What is required: Copy out every line containing the word "this".

Input material:

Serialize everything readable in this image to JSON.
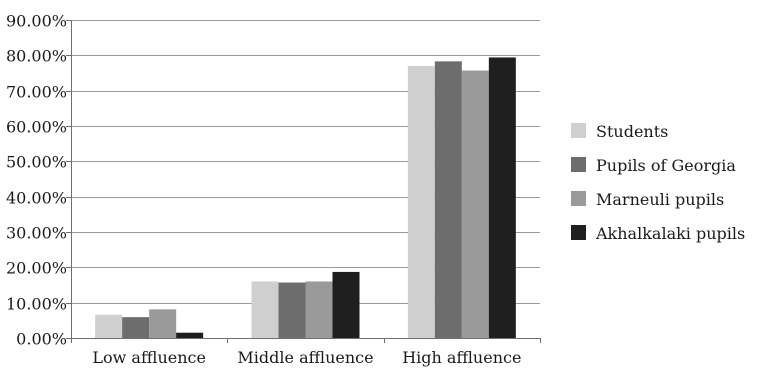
{
  "chart_data": {
    "type": "bar",
    "title": "",
    "xlabel": "",
    "ylabel": "",
    "categories": [
      "Low affluence",
      "Middle affluence",
      "High affluence"
    ],
    "ylim": [
      0,
      90
    ],
    "yticks": [
      0,
      10,
      20,
      30,
      40,
      50,
      60,
      70,
      80,
      90
    ],
    "tick_format": "percent_2dp",
    "grid": true,
    "legend": "right",
    "series": [
      {
        "name": "Students",
        "color": "#cfcfcf",
        "values": [
          6.6,
          16.0,
          77.0
        ]
      },
      {
        "name": "Pupils of Georgia",
        "color": "#6d6d6d",
        "values": [
          5.9,
          15.7,
          78.3
        ]
      },
      {
        "name": "Marneuli pupils",
        "color": "#9a9a9a",
        "values": [
          8.1,
          16.0,
          75.7
        ]
      },
      {
        "name": "Akhalkalaki pupils",
        "color": "#1f1f1f",
        "values": [
          1.5,
          18.7,
          79.4
        ]
      }
    ]
  }
}
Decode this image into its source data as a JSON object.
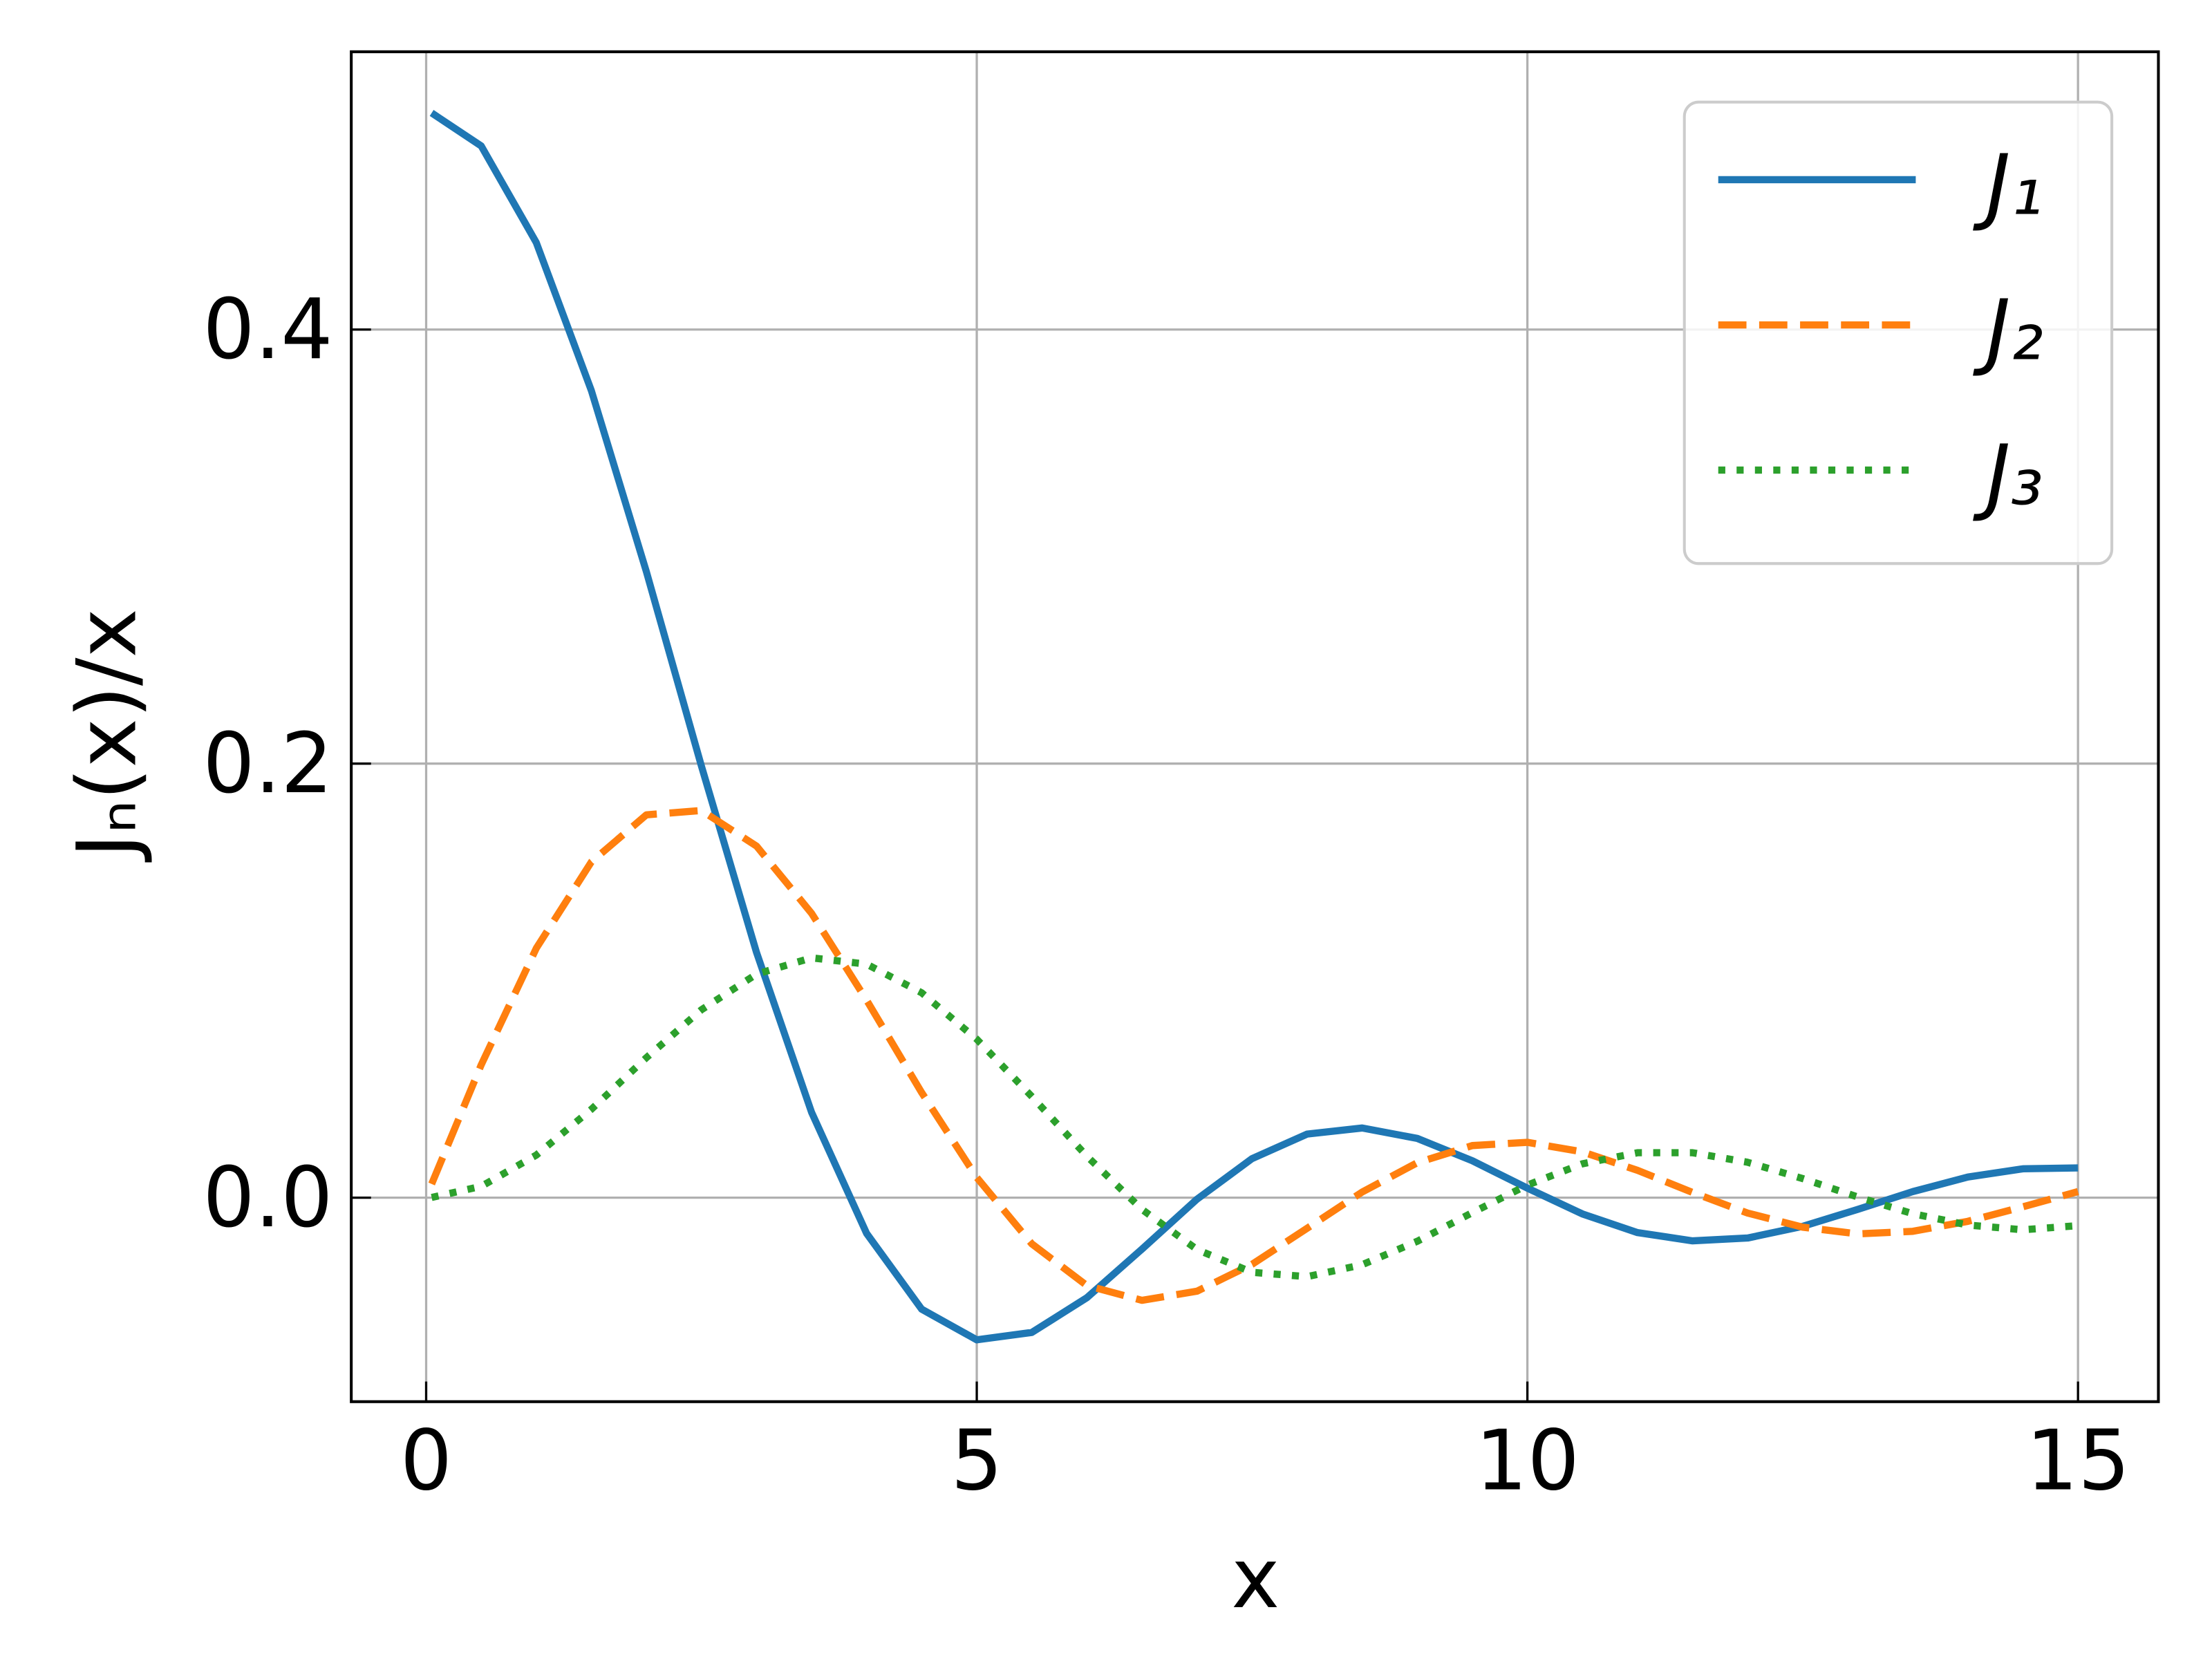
{
  "chart_data": {
    "type": "line",
    "xlabel": "x",
    "ylabel": "Jₙ(x)/x",
    "x": [
      0.05,
      0.5,
      1,
      1.5,
      2,
      2.5,
      3,
      3.5,
      4,
      4.5,
      5,
      5.5,
      6,
      6.5,
      7,
      7.5,
      8,
      8.5,
      9,
      9.5,
      10,
      10.5,
      11,
      11.5,
      12,
      12.5,
      13,
      13.5,
      14,
      14.5,
      15
    ],
    "series": [
      {
        "name": "J₁",
        "color": "#1f77b4",
        "style": "solid",
        "values": [
          0.4998,
          0.4846,
          0.4401,
          0.3719,
          0.2884,
          0.1988,
          0.113,
          0.0393,
          -0.0165,
          -0.0514,
          -0.0655,
          -0.0621,
          -0.0461,
          -0.0237,
          -0.0007,
          0.018,
          0.0293,
          0.0321,
          0.0273,
          0.017,
          0.0044,
          -0.0075,
          -0.0161,
          -0.0199,
          -0.0186,
          -0.0132,
          -0.0054,
          0.0028,
          0.0095,
          0.0133,
          0.0137
        ]
      },
      {
        "name": "J₂",
        "color": "#ff7f0e",
        "style": "dashed",
        "values": [
          0.0063,
          0.0612,
          0.1149,
          0.1547,
          0.1764,
          0.1784,
          0.162,
          0.131,
          0.091,
          0.0484,
          0.0093,
          -0.0213,
          -0.0405,
          -0.0473,
          -0.0431,
          -0.0307,
          -0.0141,
          0.0026,
          0.0161,
          0.024,
          0.0255,
          0.0211,
          0.0126,
          0.0024,
          -0.0071,
          -0.0136,
          -0.0167,
          -0.0155,
          -0.0109,
          -0.0042,
          0.0028
        ]
      },
      {
        "name": "J₃",
        "color": "#2ca02c",
        "style": "dotted",
        "values": [
          0.0001,
          0.0052,
          0.0196,
          0.0407,
          0.0645,
          0.0866,
          0.103,
          0.1105,
          0.1076,
          0.0944,
          0.073,
          0.0466,
          0.0191,
          -0.0054,
          -0.0239,
          -0.0344,
          -0.0364,
          -0.0309,
          -0.0201,
          -0.0069,
          0.0058,
          0.0156,
          0.0207,
          0.0207,
          0.0163,
          0.0088,
          0.0003,
          -0.0074,
          -0.0126,
          -0.0148,
          -0.0129
        ]
      }
    ],
    "xlim": [
      -0.68,
      15.73
    ],
    "xticks": [
      0,
      5,
      10,
      15
    ],
    "ylim": [
      -0.094,
      0.528
    ],
    "yticks": [
      {
        "value": 0,
        "label": "0.0"
      },
      0.2,
      0.4
    ],
    "grid": true,
    "legend": "upper right"
  }
}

Solution to the exercise:
Serialize everything readable in this image to JSON.
Decode this image into its source data as a JSON object.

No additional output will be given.